▶ [OBJECTIVE] Copy the data word for word, keeping every line.

▶ [DATA TO USE]
• • • •
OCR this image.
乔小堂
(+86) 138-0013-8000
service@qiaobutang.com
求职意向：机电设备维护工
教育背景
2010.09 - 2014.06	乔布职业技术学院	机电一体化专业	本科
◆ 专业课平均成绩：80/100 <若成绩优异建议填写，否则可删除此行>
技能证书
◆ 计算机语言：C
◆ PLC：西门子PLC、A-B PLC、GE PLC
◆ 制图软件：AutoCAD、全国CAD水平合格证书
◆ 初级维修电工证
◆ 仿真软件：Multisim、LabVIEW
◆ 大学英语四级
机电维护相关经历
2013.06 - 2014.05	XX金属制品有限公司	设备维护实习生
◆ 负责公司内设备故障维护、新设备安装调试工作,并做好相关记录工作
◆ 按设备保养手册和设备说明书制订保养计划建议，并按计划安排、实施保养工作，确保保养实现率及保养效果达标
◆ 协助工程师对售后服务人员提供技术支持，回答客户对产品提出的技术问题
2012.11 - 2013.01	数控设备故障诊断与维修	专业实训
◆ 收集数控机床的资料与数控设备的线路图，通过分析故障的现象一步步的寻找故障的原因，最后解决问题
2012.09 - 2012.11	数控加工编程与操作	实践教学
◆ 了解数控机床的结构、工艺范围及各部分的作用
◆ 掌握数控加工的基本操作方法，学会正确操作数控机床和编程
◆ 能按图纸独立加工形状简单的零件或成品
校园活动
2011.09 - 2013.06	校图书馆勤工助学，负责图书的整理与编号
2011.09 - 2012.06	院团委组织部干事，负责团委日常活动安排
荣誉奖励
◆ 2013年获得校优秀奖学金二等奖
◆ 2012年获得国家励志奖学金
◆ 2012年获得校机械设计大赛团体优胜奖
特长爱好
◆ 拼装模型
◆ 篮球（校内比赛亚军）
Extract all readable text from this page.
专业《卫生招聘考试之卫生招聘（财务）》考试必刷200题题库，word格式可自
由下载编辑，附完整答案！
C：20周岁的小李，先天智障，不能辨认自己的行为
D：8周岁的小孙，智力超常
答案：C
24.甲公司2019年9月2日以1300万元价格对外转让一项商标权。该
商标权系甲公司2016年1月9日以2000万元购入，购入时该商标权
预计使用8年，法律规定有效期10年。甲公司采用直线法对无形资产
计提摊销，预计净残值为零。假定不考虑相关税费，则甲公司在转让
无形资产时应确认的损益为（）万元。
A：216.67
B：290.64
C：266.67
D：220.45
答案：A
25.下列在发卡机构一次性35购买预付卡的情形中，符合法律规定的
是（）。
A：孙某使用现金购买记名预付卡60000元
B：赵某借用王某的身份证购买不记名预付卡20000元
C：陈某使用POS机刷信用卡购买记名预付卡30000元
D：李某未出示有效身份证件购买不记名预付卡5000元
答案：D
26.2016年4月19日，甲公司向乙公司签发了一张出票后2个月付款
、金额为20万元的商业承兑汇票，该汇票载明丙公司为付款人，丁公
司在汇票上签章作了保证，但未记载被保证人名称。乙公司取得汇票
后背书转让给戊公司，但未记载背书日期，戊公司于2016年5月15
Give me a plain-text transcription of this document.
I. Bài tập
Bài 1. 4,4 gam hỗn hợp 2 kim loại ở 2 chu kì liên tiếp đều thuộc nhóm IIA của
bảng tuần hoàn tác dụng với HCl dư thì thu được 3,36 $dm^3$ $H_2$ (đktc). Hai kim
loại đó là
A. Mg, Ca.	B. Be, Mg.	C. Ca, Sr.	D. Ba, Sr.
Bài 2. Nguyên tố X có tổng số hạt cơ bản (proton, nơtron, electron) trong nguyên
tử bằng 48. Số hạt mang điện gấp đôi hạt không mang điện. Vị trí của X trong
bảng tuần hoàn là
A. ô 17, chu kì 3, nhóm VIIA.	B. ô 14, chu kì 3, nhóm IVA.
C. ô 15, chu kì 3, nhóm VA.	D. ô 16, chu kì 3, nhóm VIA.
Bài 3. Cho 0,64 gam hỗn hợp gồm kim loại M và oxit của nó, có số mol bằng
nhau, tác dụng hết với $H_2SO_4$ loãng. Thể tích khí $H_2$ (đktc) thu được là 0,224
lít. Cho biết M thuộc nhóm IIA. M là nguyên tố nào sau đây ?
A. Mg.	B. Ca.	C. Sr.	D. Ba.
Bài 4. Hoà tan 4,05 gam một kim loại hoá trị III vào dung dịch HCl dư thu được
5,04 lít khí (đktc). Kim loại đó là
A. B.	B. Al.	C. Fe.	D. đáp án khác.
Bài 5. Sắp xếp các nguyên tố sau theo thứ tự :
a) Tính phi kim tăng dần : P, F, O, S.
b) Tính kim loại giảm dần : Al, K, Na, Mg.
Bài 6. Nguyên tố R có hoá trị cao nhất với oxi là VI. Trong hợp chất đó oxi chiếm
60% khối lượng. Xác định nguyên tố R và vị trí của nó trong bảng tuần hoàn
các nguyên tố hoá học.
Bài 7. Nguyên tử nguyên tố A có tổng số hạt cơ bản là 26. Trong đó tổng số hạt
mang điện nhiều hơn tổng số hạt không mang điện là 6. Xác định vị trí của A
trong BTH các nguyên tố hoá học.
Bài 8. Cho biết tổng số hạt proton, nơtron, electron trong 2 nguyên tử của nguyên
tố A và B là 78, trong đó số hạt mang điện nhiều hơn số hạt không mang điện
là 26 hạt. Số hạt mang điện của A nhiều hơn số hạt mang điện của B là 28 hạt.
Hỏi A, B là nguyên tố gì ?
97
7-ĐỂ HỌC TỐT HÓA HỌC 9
• • • •
▶ [EXERCISE SOLUTION]
OCR this image.
乔小堂
(+86) 138-0013-8000
service@qiaobutang.com
求职意向：机电设备维护工
教育背景
2010.09 - 2014.06	乔布职业技术学院	机电一体化专业	本科
◆ 专业课平均成绩：80/100 <若成绩优异建议填写，否则可删除此行>
技能证书
◆ 计算机语言：C
◆ PLC：西门子PLC、A-B PLC、GE PLC
◆ 制图软件：AutoCAD、全国CAD水平合格证书
◆ 初级维修电工证
◆ 仿真软件：Multisim、LabVIEW
◆ 大学英语四级
机电维护相关经历
2013.06 - 2014.05	XX金属制品有限公司	设备维护实习生
◆ 负责公司内设备故障维护、新设备安装调试工作,并做好相关记录工作
◆ 按设备保养手册和设备说明书制订保养计划建议，并按计划安排、实施保养工作，确保保养实现率及保养效果达标
◆ 协助工程师对售后服务人员提供技术支持，回答客户对产品提出的技术问题
2012.11 - 2013.01	数控设备故障诊断与维修	专业实训
◆ 收集数控机床的资料与数控设备的线路图，通过分析故障的现象一步步的寻找故障的原因，最后解决问题
2012.09 - 2012.11	数控加工编程与操作	实践教学
◆ 了解数控机床的结构、工艺范围及各部分的作用
◆ 掌握数控加工的基本操作方法，学会正确操作数控机床和编程
◆ 能按图纸独立加工形状简单的零件或成品
校园活动
2011.09 - 2013.06	校图书馆勤工助学，负责图书的整理与编号
2011.09 - 2012.06	院团委组织部干事，负责团委日常活动安排
荣誉奖励
◆ 2013年获得校优秀奖学金二等奖
◆ 2012年获得国家励志奖学金
◆ 2012年获得校机械设计大赛团体优胜奖
特长爱好
◆ 拼装模型
◆ 篮球（校内比赛亚军）
Extract all readable text from this page.
专业《卫生招聘考试之卫生招聘（财务）》考试必刷200题题库，word格式可自
由下载编辑，附完整答案！
C：20周岁的小李，先天智障，不能辨认自己的行为
D：8周岁的小孙，智力超常
答案：C
24.甲公司2019年9月2日以1300万元价格对外转让一项商标权。该
商标权系甲公司2016年1月9日以2000万元购入，购入时该商标权
预计使用8年，法律规定有效期10年。甲公司采用直线法对无形资产
计提摊销，预计净残值为零。假定不考虑相关税费，则甲公司在转让
无形资产时应确认的损益为（）万元。
A：216.67
B：290.64
C：266.67
D：220.45
答案：A
25.下列在发卡机构一次性35购买预付卡的情形中，符合法律规定的
是（）。
A：孙某使用现金购买记名预付卡60000元
B：赵某借用王某的身份证购买不记名预付卡20000元
C：陈某使用POS机刷信用卡购买记名预付卡30000元
D：李某未出示有效身份证件购买不记名预付卡5000元
答案：D
26.2016年4月19日，甲公司向乙公司签发了一张出票后2个月付款
、金额为20万元的商业承兑汇票，该汇票载明丙公司为付款人，丁公
司在汇票上签章作了保证，但未记载被保证人名称。乙公司取得汇票
后背书转让给戊公司，但未记载背书日期，戊公司于2016年5月15
Give me a plain-text transcription of this document.
I. Bài tập
Bài 1. 4,4 gam hỗn hợp 2 kim loại ở 2 chu kì liên tiếp đều thuộc nhóm IIA của
bảng tuần hoàn tác dụng với HCl dư thì thu được 3,36 $dm^3$ $H_2$ (đktc). Hai kim
loại đó là
A. Mg, Ca.	B. Be, Mg.	C. Ca, Sr.	D. Ba, Sr.
Bài 2. Nguyên tố X có tổng số hạt cơ bản (proton, nơtron, electron) trong nguyên
tử bằng 48. Số hạt mang điện gấp đôi hạt không mang điện. Vị trí của X trong
bảng tuần hoàn là
A. ô 17, chu kì 3, nhóm VIIA.	B. ô 14, chu kì 3, nhóm IVA.
C. ô 15, chu kì 3, nhóm VA.	D. ô 16, chu kì 3, nhóm VIA.
Bài 3. Cho 0,64 gam hỗn hợp gồm kim loại M và oxit của nó, có số mol bằng
nhau, tác dụng hết với $H_2SO_4$ loãng. Thể tích khí $H_2$ (đktc) thu được là 0,224
lít. Cho biết M thuộc nhóm IIA. M là nguyên tố nào sau đây ?
A. Mg.	B. Ca.	C. Sr.	D. Ba.
Bài 4. Hoà tan 4,05 gam một kim loại hoá trị III vào dung dịch HCl dư thu được
5,04 lít khí (đktc). Kim loại đó là
A. B.	B. Al.	C. Fe.	D. đáp án khác.
Bài 5. Sắp xếp các nguyên tố sau theo thứ tự :
a) Tính phi kim tăng dần : P, F, O, S.
b) Tính kim loại giảm dần : Al, K, Na, Mg.
Bài 6. Nguyên tố R có hoá trị cao nhất với oxi là VI. Trong hợp chất đó oxi chiếm
60% khối lượng. Xác định nguyên tố R và vị trí của nó trong bảng tuần hoàn
các nguyên tố hoá học.
Bài 7. Nguyên tử nguyên tố A có tổng số hạt cơ bản là 26. Trong đó tổng số hạt
mang điện nhiều hơn tổng số hạt không mang điện là 6. Xác định vị trí của A
trong BTH các nguyên tố hoá học.
Bài 8. Cho biết tổng số hạt proton, nơtron, electron trong 2 nguyên tử của nguyên
tố A và B là 78, trong đó số hạt mang điện nhiều hơn số hạt không mang điện
là 26 hạt. Số hạt mang điện của A nhiều hơn số hạt mang điện của B là 28 hạt.
Hỏi A, B là nguyên tố gì ?
97
7-ĐỂ HỌC TỐT HÓA HỌC 9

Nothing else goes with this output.